Identify the lines that contain the string "page" and copy all of them.
Material for this exercise start
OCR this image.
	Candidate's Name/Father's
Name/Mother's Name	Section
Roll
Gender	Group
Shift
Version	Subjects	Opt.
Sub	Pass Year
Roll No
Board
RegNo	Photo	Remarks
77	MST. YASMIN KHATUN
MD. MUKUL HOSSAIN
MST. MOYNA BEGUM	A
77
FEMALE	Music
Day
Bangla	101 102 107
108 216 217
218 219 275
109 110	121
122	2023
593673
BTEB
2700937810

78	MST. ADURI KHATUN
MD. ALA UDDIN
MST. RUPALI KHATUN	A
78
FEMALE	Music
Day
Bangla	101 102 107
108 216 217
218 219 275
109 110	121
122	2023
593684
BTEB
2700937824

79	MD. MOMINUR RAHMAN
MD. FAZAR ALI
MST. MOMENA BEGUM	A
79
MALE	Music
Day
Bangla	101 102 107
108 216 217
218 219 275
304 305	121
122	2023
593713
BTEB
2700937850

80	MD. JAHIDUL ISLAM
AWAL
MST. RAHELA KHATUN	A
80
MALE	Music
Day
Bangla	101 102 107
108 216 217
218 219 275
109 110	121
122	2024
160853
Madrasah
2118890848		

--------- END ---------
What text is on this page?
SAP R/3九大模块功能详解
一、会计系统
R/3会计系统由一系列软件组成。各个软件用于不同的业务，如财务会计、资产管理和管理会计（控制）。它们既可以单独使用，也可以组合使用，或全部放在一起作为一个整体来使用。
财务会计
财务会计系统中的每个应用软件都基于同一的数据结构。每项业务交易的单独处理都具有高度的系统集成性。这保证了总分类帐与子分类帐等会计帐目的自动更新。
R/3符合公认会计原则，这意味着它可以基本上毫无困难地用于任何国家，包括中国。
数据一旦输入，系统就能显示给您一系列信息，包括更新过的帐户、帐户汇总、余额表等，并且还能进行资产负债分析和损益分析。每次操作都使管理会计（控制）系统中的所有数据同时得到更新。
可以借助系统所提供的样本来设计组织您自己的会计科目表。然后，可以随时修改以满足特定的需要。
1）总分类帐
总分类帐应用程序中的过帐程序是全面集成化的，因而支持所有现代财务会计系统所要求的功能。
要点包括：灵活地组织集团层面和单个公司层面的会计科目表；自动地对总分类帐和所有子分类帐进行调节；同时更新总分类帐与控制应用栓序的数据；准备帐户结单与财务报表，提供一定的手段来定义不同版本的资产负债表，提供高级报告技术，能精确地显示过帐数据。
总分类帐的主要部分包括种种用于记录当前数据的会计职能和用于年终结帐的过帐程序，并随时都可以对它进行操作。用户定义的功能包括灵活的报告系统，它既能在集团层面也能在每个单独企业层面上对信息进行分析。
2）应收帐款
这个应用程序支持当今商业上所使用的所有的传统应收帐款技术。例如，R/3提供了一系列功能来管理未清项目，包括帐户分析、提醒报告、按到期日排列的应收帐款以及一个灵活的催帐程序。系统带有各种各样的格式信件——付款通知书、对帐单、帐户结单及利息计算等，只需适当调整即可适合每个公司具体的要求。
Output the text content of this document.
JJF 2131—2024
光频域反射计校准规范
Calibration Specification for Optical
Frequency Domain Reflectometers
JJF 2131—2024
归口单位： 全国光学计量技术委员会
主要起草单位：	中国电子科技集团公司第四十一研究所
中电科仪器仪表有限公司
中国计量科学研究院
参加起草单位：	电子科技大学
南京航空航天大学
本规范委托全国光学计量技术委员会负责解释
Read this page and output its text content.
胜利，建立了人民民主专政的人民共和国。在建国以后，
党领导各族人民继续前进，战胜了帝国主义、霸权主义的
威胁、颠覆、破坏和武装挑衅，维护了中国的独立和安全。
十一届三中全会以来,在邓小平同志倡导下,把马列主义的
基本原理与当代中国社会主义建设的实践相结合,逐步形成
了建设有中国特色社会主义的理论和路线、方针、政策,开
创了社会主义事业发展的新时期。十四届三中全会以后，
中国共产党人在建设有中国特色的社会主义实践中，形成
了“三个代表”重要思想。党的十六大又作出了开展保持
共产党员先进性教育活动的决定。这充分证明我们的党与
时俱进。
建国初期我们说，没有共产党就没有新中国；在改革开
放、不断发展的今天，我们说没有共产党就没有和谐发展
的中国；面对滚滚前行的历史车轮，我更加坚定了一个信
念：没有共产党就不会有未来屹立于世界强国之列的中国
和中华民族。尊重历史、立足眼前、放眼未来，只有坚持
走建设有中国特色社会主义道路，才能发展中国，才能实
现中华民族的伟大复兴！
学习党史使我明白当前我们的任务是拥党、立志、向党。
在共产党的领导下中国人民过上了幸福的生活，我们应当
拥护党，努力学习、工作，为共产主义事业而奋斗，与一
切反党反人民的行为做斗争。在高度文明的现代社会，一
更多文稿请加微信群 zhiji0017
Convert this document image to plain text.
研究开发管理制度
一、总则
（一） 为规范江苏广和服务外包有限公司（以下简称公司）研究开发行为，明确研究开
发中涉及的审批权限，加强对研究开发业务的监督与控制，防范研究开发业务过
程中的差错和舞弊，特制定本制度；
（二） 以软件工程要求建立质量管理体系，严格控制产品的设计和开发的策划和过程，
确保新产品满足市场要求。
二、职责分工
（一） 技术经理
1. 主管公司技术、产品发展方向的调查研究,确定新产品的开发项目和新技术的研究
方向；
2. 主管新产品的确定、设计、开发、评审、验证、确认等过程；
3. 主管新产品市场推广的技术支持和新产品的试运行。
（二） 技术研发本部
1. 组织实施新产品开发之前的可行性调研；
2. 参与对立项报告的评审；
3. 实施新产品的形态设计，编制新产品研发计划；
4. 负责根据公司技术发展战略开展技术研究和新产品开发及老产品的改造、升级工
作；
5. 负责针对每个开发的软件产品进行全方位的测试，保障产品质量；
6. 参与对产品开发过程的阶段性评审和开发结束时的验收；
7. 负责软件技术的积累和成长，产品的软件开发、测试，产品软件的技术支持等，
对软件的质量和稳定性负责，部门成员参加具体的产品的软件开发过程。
Material for this exercise end
**In response**:
What text is on this page?
Read this page and output its text content.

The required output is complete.